» **Objective**: Look through the material below and give the number of lines holding "用于研究开发活动的仪器", with no other words.

» **Data listing**:
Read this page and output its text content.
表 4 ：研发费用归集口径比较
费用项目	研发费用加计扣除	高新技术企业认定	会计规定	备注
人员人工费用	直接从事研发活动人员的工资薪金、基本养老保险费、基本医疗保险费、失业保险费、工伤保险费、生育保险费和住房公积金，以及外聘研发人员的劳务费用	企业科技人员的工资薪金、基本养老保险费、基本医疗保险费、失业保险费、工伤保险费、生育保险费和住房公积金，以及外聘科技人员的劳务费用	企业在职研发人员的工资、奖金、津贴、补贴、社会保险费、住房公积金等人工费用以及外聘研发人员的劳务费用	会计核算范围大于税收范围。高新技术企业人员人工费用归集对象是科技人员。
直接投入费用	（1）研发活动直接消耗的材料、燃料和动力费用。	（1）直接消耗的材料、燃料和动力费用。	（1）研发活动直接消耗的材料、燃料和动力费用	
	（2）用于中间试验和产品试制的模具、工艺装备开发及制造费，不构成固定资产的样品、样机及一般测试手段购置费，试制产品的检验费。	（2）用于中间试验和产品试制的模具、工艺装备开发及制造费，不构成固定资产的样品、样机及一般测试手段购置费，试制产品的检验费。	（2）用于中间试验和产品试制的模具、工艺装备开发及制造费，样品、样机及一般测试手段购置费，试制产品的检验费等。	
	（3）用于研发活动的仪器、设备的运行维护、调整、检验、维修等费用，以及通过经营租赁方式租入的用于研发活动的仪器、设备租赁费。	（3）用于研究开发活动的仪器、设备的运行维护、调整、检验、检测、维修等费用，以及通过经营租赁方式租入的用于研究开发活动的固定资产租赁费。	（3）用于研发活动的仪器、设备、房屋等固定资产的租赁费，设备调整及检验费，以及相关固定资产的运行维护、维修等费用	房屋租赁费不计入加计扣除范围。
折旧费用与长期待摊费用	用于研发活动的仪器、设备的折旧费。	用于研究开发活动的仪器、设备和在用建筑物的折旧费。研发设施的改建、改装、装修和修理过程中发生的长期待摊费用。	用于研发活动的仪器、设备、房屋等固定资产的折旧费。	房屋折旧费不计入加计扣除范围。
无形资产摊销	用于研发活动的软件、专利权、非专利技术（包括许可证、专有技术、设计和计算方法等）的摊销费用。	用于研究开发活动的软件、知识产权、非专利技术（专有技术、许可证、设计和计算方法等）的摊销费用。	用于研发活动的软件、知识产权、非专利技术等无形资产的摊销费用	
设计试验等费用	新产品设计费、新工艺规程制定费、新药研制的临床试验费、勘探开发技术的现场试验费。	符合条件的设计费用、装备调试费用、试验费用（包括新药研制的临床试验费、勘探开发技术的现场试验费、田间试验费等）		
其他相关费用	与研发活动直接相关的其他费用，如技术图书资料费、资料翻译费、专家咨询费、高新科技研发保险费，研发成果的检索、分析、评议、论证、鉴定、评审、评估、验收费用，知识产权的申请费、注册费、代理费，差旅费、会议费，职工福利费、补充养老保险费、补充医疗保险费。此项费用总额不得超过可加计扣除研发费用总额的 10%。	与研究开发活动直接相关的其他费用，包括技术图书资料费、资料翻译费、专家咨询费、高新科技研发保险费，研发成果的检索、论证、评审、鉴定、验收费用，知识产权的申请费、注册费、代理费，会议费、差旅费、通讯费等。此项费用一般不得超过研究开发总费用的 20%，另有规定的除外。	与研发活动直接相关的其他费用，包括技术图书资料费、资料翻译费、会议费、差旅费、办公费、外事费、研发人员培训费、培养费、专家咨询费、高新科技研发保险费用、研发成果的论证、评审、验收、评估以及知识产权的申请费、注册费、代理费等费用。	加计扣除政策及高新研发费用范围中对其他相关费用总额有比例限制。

» **Full response**: 2